(Document understanding data)
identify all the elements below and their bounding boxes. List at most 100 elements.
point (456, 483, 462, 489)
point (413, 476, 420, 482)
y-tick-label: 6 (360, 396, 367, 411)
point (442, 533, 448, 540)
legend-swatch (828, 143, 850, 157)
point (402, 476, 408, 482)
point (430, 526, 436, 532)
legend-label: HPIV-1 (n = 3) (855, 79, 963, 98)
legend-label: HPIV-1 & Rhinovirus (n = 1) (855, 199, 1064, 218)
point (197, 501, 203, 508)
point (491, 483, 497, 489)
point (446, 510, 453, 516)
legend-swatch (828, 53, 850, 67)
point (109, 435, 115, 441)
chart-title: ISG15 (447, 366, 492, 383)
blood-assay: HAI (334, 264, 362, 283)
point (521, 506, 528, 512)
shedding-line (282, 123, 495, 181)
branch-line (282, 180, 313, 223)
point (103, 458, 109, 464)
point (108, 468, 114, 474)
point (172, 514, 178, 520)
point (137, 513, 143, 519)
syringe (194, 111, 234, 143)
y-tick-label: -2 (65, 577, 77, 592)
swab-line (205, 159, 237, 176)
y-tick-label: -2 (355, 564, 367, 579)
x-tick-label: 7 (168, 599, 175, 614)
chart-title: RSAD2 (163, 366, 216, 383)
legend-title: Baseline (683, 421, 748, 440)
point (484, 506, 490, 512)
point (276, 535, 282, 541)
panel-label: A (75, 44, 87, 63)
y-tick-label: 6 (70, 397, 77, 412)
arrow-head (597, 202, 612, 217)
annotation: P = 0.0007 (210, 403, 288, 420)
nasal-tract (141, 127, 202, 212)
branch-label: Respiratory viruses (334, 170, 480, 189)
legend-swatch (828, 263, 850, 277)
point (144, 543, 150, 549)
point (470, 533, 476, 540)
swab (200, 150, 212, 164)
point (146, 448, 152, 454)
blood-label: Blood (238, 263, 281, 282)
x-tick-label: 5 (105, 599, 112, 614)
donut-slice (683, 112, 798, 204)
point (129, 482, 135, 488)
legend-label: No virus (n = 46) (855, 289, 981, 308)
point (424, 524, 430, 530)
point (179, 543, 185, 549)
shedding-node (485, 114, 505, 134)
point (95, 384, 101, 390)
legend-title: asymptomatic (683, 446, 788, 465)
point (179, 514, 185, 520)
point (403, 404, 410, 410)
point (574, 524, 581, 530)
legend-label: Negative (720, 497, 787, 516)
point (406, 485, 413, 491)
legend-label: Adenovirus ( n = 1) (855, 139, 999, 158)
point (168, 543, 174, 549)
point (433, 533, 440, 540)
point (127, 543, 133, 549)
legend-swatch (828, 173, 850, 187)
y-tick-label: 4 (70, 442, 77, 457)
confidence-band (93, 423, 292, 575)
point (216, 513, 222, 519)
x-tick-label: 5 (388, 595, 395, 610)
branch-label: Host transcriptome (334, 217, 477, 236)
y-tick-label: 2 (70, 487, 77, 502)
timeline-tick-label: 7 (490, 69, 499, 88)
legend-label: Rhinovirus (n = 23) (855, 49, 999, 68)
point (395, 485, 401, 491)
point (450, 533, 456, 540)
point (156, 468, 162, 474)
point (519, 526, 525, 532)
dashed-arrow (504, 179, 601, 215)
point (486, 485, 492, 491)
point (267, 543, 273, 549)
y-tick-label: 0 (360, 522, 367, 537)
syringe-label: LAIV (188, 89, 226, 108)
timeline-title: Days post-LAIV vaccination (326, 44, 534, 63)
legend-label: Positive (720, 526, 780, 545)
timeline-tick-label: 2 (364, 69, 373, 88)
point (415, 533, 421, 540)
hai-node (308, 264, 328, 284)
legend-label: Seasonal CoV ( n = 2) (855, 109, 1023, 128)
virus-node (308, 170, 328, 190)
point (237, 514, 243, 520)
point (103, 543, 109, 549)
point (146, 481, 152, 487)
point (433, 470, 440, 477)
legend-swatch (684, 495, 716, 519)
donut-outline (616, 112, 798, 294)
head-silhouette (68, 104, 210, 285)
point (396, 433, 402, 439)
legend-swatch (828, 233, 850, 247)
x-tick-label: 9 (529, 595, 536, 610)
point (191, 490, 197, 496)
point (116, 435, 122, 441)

# [WHAT NEEDS TO BE DONE]
Each entry should be written out again exactly, with no word left out.

# [ANSWER TO THIS TASK]
identify all the elements below and their bounding boxes. List at most 100 elements.
point (456, 483, 462, 489)
point (413, 476, 420, 482)
y-tick-label: 6 (360, 396, 367, 411)
point (442, 533, 448, 540)
legend-swatch (828, 143, 850, 157)
point (402, 476, 408, 482)
point (430, 526, 436, 532)
legend-label: HPIV-1 (n = 3) (855, 79, 963, 98)
legend-label: HPIV-1 & Rhinovirus (n = 1) (855, 199, 1064, 218)
point (197, 501, 203, 508)
point (491, 483, 497, 489)
point (446, 510, 453, 516)
legend-swatch (828, 53, 850, 67)
point (109, 435, 115, 441)
chart-title: ISG15 (447, 366, 492, 383)
blood-assay: HAI (334, 264, 362, 283)
point (521, 506, 528, 512)
shedding-line (282, 123, 495, 181)
branch-line (282, 180, 313, 223)
point (103, 458, 109, 464)
point (108, 468, 114, 474)
point (172, 514, 178, 520)
point (137, 513, 143, 519)
syringe (194, 111, 234, 143)
y-tick-label: -2 (65, 577, 77, 592)
swab-line (205, 159, 237, 176)
y-tick-label: -2 (355, 564, 367, 579)
x-tick-label: 7 (168, 599, 175, 614)
chart-title: RSAD2 (163, 366, 216, 383)
legend-title: Baseline (683, 421, 748, 440)
point (484, 506, 490, 512)
point (276, 535, 282, 541)
panel-label: A (75, 44, 87, 63)
y-tick-label: 6 (70, 397, 77, 412)
arrow-head (597, 202, 612, 217)
annotation: P = 0.0007 (210, 403, 288, 420)
nasal-tract (141, 127, 202, 212)
branch-label: Respiratory viruses (334, 170, 480, 189)
legend-swatch (828, 263, 850, 277)
point (144, 543, 150, 549)
point (470, 533, 476, 540)
swab (200, 150, 212, 164)
point (146, 448, 152, 454)
blood-label: Blood (238, 263, 281, 282)
x-tick-label: 5 (105, 599, 112, 614)
donut-slice (683, 112, 798, 204)
point (129, 482, 135, 488)
legend-label: No virus (n = 46) (855, 289, 981, 308)
point (424, 524, 430, 530)
point (179, 543, 185, 549)
shedding-node (485, 114, 505, 134)
point (95, 384, 101, 390)
legend-title: asymptomatic (683, 446, 788, 465)
point (179, 514, 185, 520)
point (403, 404, 410, 410)
point (574, 524, 581, 530)
legend-label: Negative (720, 497, 787, 516)
point (406, 485, 413, 491)
legend-label: Adenovirus ( n = 1) (855, 139, 999, 158)
point (168, 543, 174, 549)
point (433, 533, 440, 540)
point (127, 543, 133, 549)
legend-swatch (828, 173, 850, 187)
y-tick-label: 4 (70, 442, 77, 457)
confidence-band (93, 423, 292, 575)
point (216, 513, 222, 519)
x-tick-label: 5 (388, 595, 395, 610)
branch-label: Host transcriptome (334, 217, 477, 236)
y-tick-label: 2 (70, 487, 77, 502)
timeline-tick-label: 7 (490, 69, 499, 88)
legend-label: Rhinovirus (n = 23) (855, 49, 999, 68)
point (395, 485, 401, 491)
point (450, 533, 456, 540)
point (156, 468, 162, 474)
point (519, 526, 525, 532)
dashed-arrow (504, 179, 601, 215)
point (486, 485, 492, 491)
point (267, 543, 273, 549)
y-tick-label: 0 (360, 522, 367, 537)
syringe-label: LAIV (188, 89, 226, 108)
timeline-title: Days post-LAIV vaccination (326, 44, 534, 63)
legend-label: Positive (720, 526, 780, 545)
timeline-tick-label: 2 (364, 69, 373, 88)
point (415, 533, 421, 540)
hai-node (308, 264, 328, 284)
legend-label: Seasonal CoV ( n = 2) (855, 109, 1023, 128)
virus-node (308, 170, 328, 190)
point (237, 514, 243, 520)
point (103, 543, 109, 549)
point (146, 481, 152, 487)
point (433, 470, 440, 477)
legend-swatch (684, 495, 716, 519)
donut-outline (616, 112, 798, 294)
head-silhouette (68, 104, 210, 285)
point (396, 433, 402, 439)
legend-swatch (828, 233, 850, 247)
x-tick-label: 9 (529, 595, 536, 610)
point (191, 490, 197, 496)
point (116, 435, 122, 441)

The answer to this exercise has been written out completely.